> _Directions_:
Look over the lines below. Report each one that includes the string "axis".
## BEGIN Input material
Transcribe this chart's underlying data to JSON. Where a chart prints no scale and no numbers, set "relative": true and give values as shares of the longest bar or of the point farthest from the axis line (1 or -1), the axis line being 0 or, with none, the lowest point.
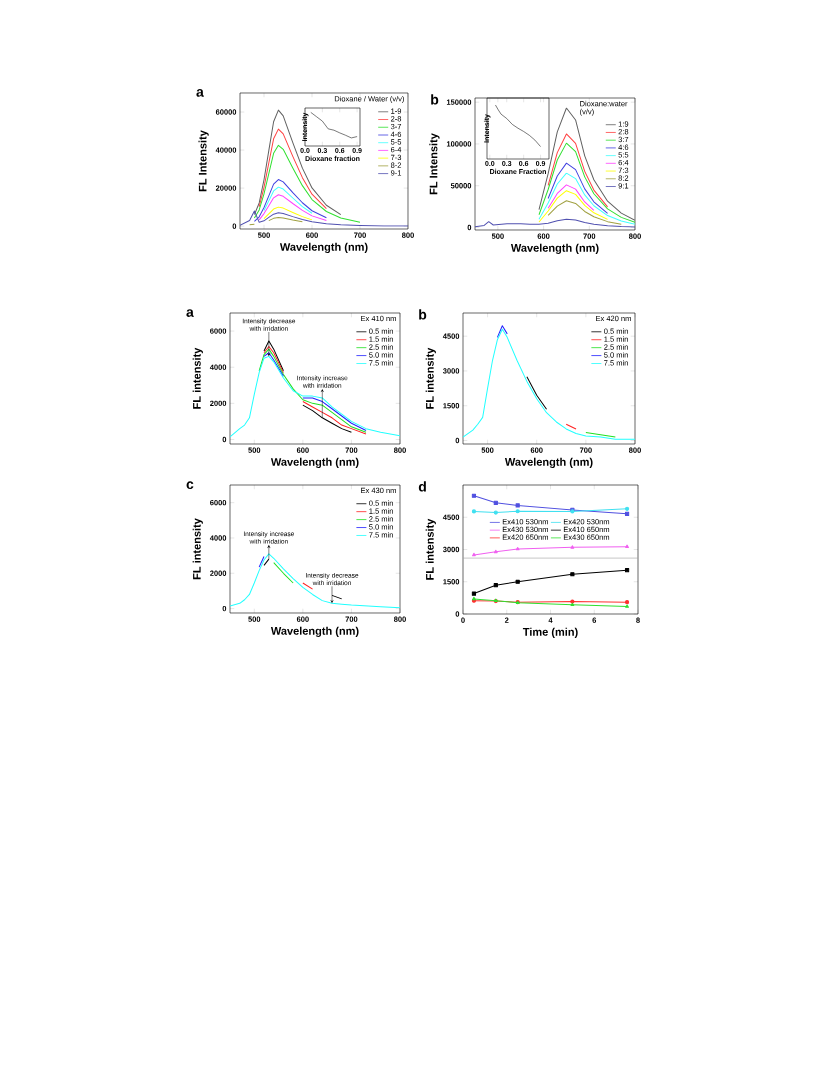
{
  "chart_data": [
    {
      "type": "line",
      "title": "a",
      "xlabel": "Wavelength (nm)",
      "ylabel": "FL Intensity",
      "legend_title": "Dioxane / Water (v/v)",
      "legend": "top right",
      "xlim": [
        450,
        800
      ],
      "ylim": [
        -1500,
        70000
      ],
      "xticks": [
        500,
        600,
        700,
        800
      ],
      "yticks": [
        0,
        20000,
        40000,
        60000
      ],
      "x": [
        450,
        470,
        480,
        490,
        500,
        510,
        520,
        530,
        540,
        560,
        580,
        600,
        630,
        660,
        700,
        750,
        800
      ],
      "series": [
        {
          "name": "1-9",
          "color": "#606060",
          "values": [
            null,
            null,
            6100,
            12200,
            24400,
            39700,
            54900,
            61000,
            58000,
            43900,
            30500,
            20100,
            11000,
            6100,
            null,
            null,
            null
          ]
        },
        {
          "name": "2-8",
          "color": "#ff4040",
          "values": [
            null,
            null,
            null,
            10200,
            20400,
            33200,
            45900,
            51000,
            48500,
            36700,
            25500,
            16800,
            9200,
            null,
            null,
            null,
            null
          ]
        },
        {
          "name": "3-7",
          "color": "#30e030",
          "values": [
            null,
            null,
            4300,
            8500,
            17000,
            27600,
            38300,
            42500,
            40400,
            30600,
            21300,
            14000,
            7700,
            4300,
            2100,
            null,
            null
          ]
        },
        {
          "name": "4-6",
          "color": "#4040e0",
          "values": [
            null,
            null,
            2500,
            4900,
            9800,
            15900,
            22100,
            24500,
            23300,
            17600,
            12300,
            8100,
            4400,
            null,
            null,
            null,
            null
          ]
        },
        {
          "name": "5-5",
          "color": "#40ffff",
          "values": [
            null,
            null,
            null,
            null,
            8200,
            13300,
            18500,
            20500,
            19500,
            14800,
            10300,
            6800,
            null,
            null,
            null,
            null,
            null
          ]
        },
        {
          "name": "6-4",
          "color": "#ff40ff",
          "values": [
            null,
            null,
            null,
            3300,
            6600,
            10700,
            14900,
            16500,
            15700,
            11900,
            8300,
            5400,
            3000,
            null,
            null,
            null,
            null
          ]
        },
        {
          "name": "7-3",
          "color": "#ffff00",
          "values": [
            null,
            null,
            null,
            null,
            4000,
            6500,
            9000,
            10000,
            9500,
            7200,
            5000,
            3300,
            null,
            null,
            null,
            null,
            null
          ]
        },
        {
          "name": "8-2",
          "color": "#a0a040",
          "values": [
            null,
            800,
            1000,
            null,
            null,
            2900,
            4100,
            4500,
            4300,
            3200,
            2300,
            null,
            null,
            null,
            null,
            null,
            null
          ]
        },
        {
          "name": "9-1",
          "color": "#5050b0",
          "values": [
            500,
            3000,
            8000,
            2000,
            2800,
            4600,
            6300,
            7000,
            6700,
            5000,
            3500,
            2300,
            1300,
            700,
            400,
            100,
            100
          ]
        }
      ]
    },
    {
      "type": "line",
      "relative": true,
      "xlabel": "Dioxane fraction",
      "ylabel": "Intensity",
      "tick_labels": "x",
      "xlim": [
        0,
        0.95
      ],
      "xticks": [
        {
          "value": 0,
          "label": "0.0"
        },
        0.3,
        0.6,
        0.9
      ],
      "color": "#202020",
      "x": [
        0.1,
        0.2,
        0.3,
        0.4,
        0.5,
        0.6,
        0.7,
        0.8,
        0.9
      ],
      "values": [
        1,
        0.87,
        0.74,
        0.51,
        0.47,
        0.39,
        0.32,
        0.24,
        0.28
      ]
    },
    {
      "type": "line",
      "title": "b",
      "xlabel": "Wavelength (nm)",
      "ylabel": "FL Intensity",
      "legend_title": "Dioxane:water (v/v)",
      "legend": "top right",
      "xlim": [
        450,
        800
      ],
      "ylim": [
        -3000,
        155000
      ],
      "xticks": [
        500,
        600,
        700,
        800
      ],
      "yticks": [
        0,
        50000,
        100000,
        150000
      ],
      "x": [
        450,
        470,
        480,
        490,
        520,
        550,
        570,
        590,
        610,
        630,
        650,
        670,
        690,
        710,
        740,
        770,
        800
      ],
      "series": [
        {
          "name": "1:9",
          "color": "#606060",
          "values": [
            null,
            null,
            null,
            null,
            null,
            null,
            null,
            21500,
            64400,
            114400,
            143000,
            128700,
            85800,
            57200,
            31500,
            17200,
            8600
          ]
        },
        {
          "name": "2:8",
          "color": "#ff4040",
          "values": [
            null,
            null,
            null,
            null,
            null,
            null,
            null,
            null,
            50400,
            89600,
            112000,
            100800,
            67200,
            44800,
            24600,
            null,
            null
          ]
        },
        {
          "name": "3:7",
          "color": "#30e030",
          "values": [
            null,
            null,
            null,
            null,
            null,
            null,
            null,
            15200,
            45500,
            80800,
            101000,
            90900,
            60600,
            40400,
            22200,
            12100,
            6100
          ]
        },
        {
          "name": "4:6",
          "color": "#4040e0",
          "values": [
            null,
            null,
            null,
            null,
            null,
            null,
            null,
            null,
            34700,
            61600,
            77000,
            69300,
            46200,
            30800,
            16900,
            null,
            null
          ]
        },
        {
          "name": "5:5",
          "color": "#40ffff",
          "values": [
            null,
            null,
            null,
            null,
            null,
            null,
            null,
            9800,
            29300,
            52000,
            65000,
            58500,
            39000,
            26000,
            14300,
            7800,
            3900
          ]
        },
        {
          "name": "6:4",
          "color": "#ff40ff",
          "values": [
            null,
            null,
            null,
            null,
            null,
            null,
            null,
            null,
            23000,
            40800,
            51000,
            45900,
            30600,
            20400,
            null,
            null,
            null
          ]
        },
        {
          "name": "7:3",
          "color": "#ffff00",
          "values": [
            null,
            null,
            null,
            null,
            null,
            null,
            null,
            6600,
            19800,
            35200,
            44000,
            39600,
            26400,
            17600,
            9700,
            null,
            null
          ]
        },
        {
          "name": "8:2",
          "color": "#a0a040",
          "values": [
            null,
            null,
            null,
            null,
            null,
            null,
            null,
            null,
            14400,
            25600,
            32000,
            28800,
            19200,
            12800,
            7000,
            3800,
            null
          ]
        },
        {
          "name": "9:1",
          "color": "#5050b0",
          "values": [
            1000,
            2500,
            7000,
            3000,
            4500,
            4500,
            4000,
            4000,
            5000,
            8000,
            10000,
            9000,
            6000,
            4000,
            2200,
            1200,
            600
          ]
        }
      ]
    },
    {
      "type": "line",
      "relative": true,
      "xlabel": "Dioxane Fraction",
      "ylabel": "Intensity",
      "tick_labels": "x",
      "xlim": [
        -0.05,
        1.05
      ],
      "xticks": [
        {
          "value": 0,
          "label": "0.0"
        },
        0.3,
        0.6,
        0.9
      ],
      "color": "#202020",
      "x": [
        0.1,
        0.15,
        0.2,
        0.3,
        0.4,
        0.5,
        0.6,
        0.7,
        0.8,
        0.9
      ],
      "values": [
        1,
        0.91,
        0.83,
        0.75,
        0.64,
        0.57,
        0.51,
        0.44,
        0.35,
        0.23
      ]
    },
    {
      "type": "line",
      "title": "a",
      "xlabel": "Wavelength (nm)",
      "ylabel": "FL intensity",
      "legend_title": "Ex 410 nm",
      "legend": "top right",
      "xlim": [
        450,
        800
      ],
      "ylim": [
        -250,
        7000
      ],
      "xticks": [
        500,
        600,
        700,
        800
      ],
      "yticks": [
        0,
        2000,
        4000,
        6000
      ],
      "annotations": [
        {
          "text": "Intensity decrease with irridation",
          "x": 530,
          "y": 5450
        },
        {
          "text": "Intensity increase with irridation",
          "x": 640,
          "y": 2300
        }
      ],
      "x": [
        450,
        470,
        480,
        490,
        500,
        510,
        520,
        530,
        540,
        560,
        580,
        600,
        620,
        640,
        660,
        680,
        700,
        730,
        760,
        800
      ],
      "series": [
        {
          "name": "0.5 min",
          "color": "#000000",
          "values": [
            null,
            null,
            null,
            null,
            null,
            null,
            4900,
            5450,
            5000,
            3800,
            null,
            1900,
            1600,
            1200,
            900,
            600,
            400,
            null,
            null,
            null
          ]
        },
        {
          "name": "1.5 min",
          "color": "#ff2020",
          "values": [
            null,
            null,
            null,
            null,
            null,
            null,
            4800,
            5150,
            4800,
            3700,
            null,
            2100,
            1800,
            1500,
            1200,
            800,
            600,
            300,
            null,
            null
          ]
        },
        {
          "name": "2.5 min",
          "color": "#20e020",
          "values": [
            null,
            null,
            null,
            null,
            null,
            3800,
            4700,
            5000,
            4600,
            3600,
            2800,
            2200,
            2000,
            1900,
            1500,
            1100,
            700,
            400,
            null,
            null
          ]
        },
        {
          "name": "5.0 min",
          "color": "#2020ff",
          "values": [
            null,
            null,
            null,
            null,
            null,
            null,
            4600,
            4800,
            4400,
            3500,
            null,
            2300,
            2300,
            2100,
            1700,
            1300,
            900,
            500,
            null,
            null
          ]
        },
        {
          "name": "7.5 min",
          "color": "#20ffff",
          "values": [
            150,
            600,
            800,
            1200,
            2500,
            3700,
            4500,
            4600,
            4300,
            3400,
            2700,
            2400,
            2400,
            2300,
            1800,
            1400,
            1000,
            600,
            400,
            200
          ]
        }
      ]
    },
    {
      "type": "line",
      "title": "b",
      "xlabel": "Wavelength (nm)",
      "ylabel": "FL intensity",
      "legend_title": "Ex 420 nm",
      "legend": "top right",
      "xlim": [
        450,
        800
      ],
      "ylim": [
        -150,
        5500
      ],
      "xticks": [
        500,
        600,
        700,
        800
      ],
      "yticks": [
        0,
        1500,
        3000,
        4500
      ],
      "x": [
        450,
        470,
        480,
        490,
        500,
        510,
        520,
        530,
        540,
        560,
        580,
        600,
        620,
        640,
        660,
        680,
        700,
        730,
        760,
        800
      ],
      "series": [
        {
          "name": "0.5 min",
          "color": "#000000",
          "values": [
            null,
            null,
            null,
            null,
            null,
            null,
            null,
            null,
            null,
            null,
            2750,
            1950,
            1350,
            null,
            null,
            null,
            null,
            null,
            null,
            null
          ]
        },
        {
          "name": "1.5 min",
          "color": "#ff2020",
          "values": [
            null,
            null,
            null,
            null,
            null,
            null,
            null,
            null,
            null,
            null,
            null,
            null,
            null,
            null,
            700,
            500,
            null,
            null,
            null,
            null
          ]
        },
        {
          "name": "2.5 min",
          "color": "#20e020",
          "values": [
            null,
            null,
            null,
            null,
            null,
            null,
            null,
            null,
            null,
            null,
            null,
            null,
            null,
            null,
            null,
            null,
            350,
            250,
            150,
            null
          ]
        },
        {
          "name": "5.0 min",
          "color": "#2020ff",
          "values": [
            null,
            null,
            null,
            null,
            null,
            null,
            4450,
            4950,
            4600,
            null,
            null,
            null,
            null,
            null,
            null,
            null,
            null,
            null,
            null,
            null
          ]
        },
        {
          "name": "7.5 min",
          "color": "#20ffff",
          "values": [
            150,
            450,
            700,
            1000,
            2250,
            3450,
            4350,
            4800,
            4450,
            3450,
            2550,
            1800,
            1200,
            800,
            500,
            300,
            200,
            150,
            50,
            50
          ]
        }
      ]
    },
    {
      "type": "line",
      "title": "c",
      "xlabel": "Wavelength (nm)",
      "ylabel": "FL intensity",
      "legend_title": "Ex 430 nm",
      "legend": "top right",
      "xlim": [
        450,
        800
      ],
      "ylim": [
        -250,
        7000
      ],
      "xticks": [
        500,
        600,
        700,
        800
      ],
      "yticks": [
        0,
        2000,
        4000,
        6000
      ],
      "annotations": [
        {
          "text": "Intensity increase with irridation",
          "x": 530,
          "y": 3100
        },
        {
          "text": "Intensity decrease with irridation",
          "x": 660,
          "y": 750
        }
      ],
      "x": [
        450,
        470,
        480,
        490,
        500,
        510,
        520,
        530,
        540,
        560,
        580,
        600,
        620,
        640,
        660,
        680,
        700,
        730,
        760,
        800
      ],
      "series": [
        {
          "name": "0.5 min",
          "color": "#000000",
          "values": [
            null,
            null,
            null,
            null,
            null,
            null,
            2450,
            2800,
            null,
            null,
            null,
            null,
            null,
            null,
            750,
            550,
            null,
            null,
            null,
            null
          ]
        },
        {
          "name": "1.5 min",
          "color": "#ff2020",
          "values": [
            null,
            null,
            null,
            null,
            null,
            null,
            null,
            null,
            null,
            null,
            null,
            1450,
            1100,
            null,
            null,
            null,
            null,
            null,
            null,
            null
          ]
        },
        {
          "name": "2.5 min",
          "color": "#20e020",
          "values": [
            null,
            null,
            null,
            null,
            null,
            null,
            null,
            null,
            2600,
            2000,
            1450,
            null,
            null,
            null,
            null,
            null,
            null,
            null,
            null,
            null
          ]
        },
        {
          "name": "5.0 min",
          "color": "#2020ff",
          "values": [
            null,
            null,
            null,
            null,
            null,
            2350,
            2950,
            null,
            null,
            null,
            null,
            null,
            null,
            null,
            null,
            null,
            null,
            null,
            null,
            null
          ]
        },
        {
          "name": "7.5 min",
          "color": "#20ffff",
          "values": [
            150,
            300,
            500,
            800,
            1450,
            2150,
            2750,
            3100,
            2850,
            2250,
            1700,
            1200,
            800,
            450,
            300,
            250,
            200,
            150,
            100,
            50
          ]
        }
      ]
    },
    {
      "type": "line",
      "title": "d",
      "xlabel": "Time (min)",
      "ylabel": "FL intensity",
      "legend": "center",
      "xlim": [
        0,
        8
      ],
      "ylim": [
        0,
        6000
      ],
      "xticks": [
        0,
        2,
        4,
        6,
        8
      ],
      "yticks": [
        0,
        1500,
        3000,
        4500
      ],
      "ref_lines": [
        {
          "axis": "y",
          "value": 2600,
          "color": "#a0a0a0"
        }
      ],
      "x": [
        0.5,
        1.5,
        2.5,
        5,
        7.5
      ],
      "series": [
        {
          "name": "Ex410  530nm",
          "color": "#5050e0",
          "marker": "square",
          "values": [
            5500,
            5170,
            5050,
            4840,
            4660
          ]
        },
        {
          "name": "Ex420  530nm",
          "color": "#40e0f0",
          "marker": "circle",
          "values": [
            4770,
            4720,
            4780,
            4770,
            4890
          ]
        },
        {
          "name": "Ex430  530nm",
          "color": "#f060f0",
          "marker": "triangle",
          "values": [
            2750,
            2890,
            3020,
            3100,
            3130
          ]
        },
        {
          "name": "Ex410  650nm",
          "color": "#000000",
          "marker": "square",
          "values": [
            950,
            1340,
            1500,
            1850,
            2040
          ]
        },
        {
          "name": "Ex420  650nm",
          "color": "#ff3030",
          "marker": "circle",
          "values": [
            620,
            600,
            550,
            580,
            550
          ]
        },
        {
          "name": "Ex430  650nm",
          "color": "#30e030",
          "marker": "triangle",
          "values": [
            700,
            620,
            520,
            430,
            350
          ]
        }
      ]
    }
  ]
}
## END Input material
> _Response to this exercise_:
Transcribe this chart's underlying data to JSON. Where a chart prints no scale and no numbers, set "relative": true and give values as shares of the longest bar or of the point farthest from the axis line (1 or -1), the axis line being 0 or, with none, the lowest point.
          "axis": "y",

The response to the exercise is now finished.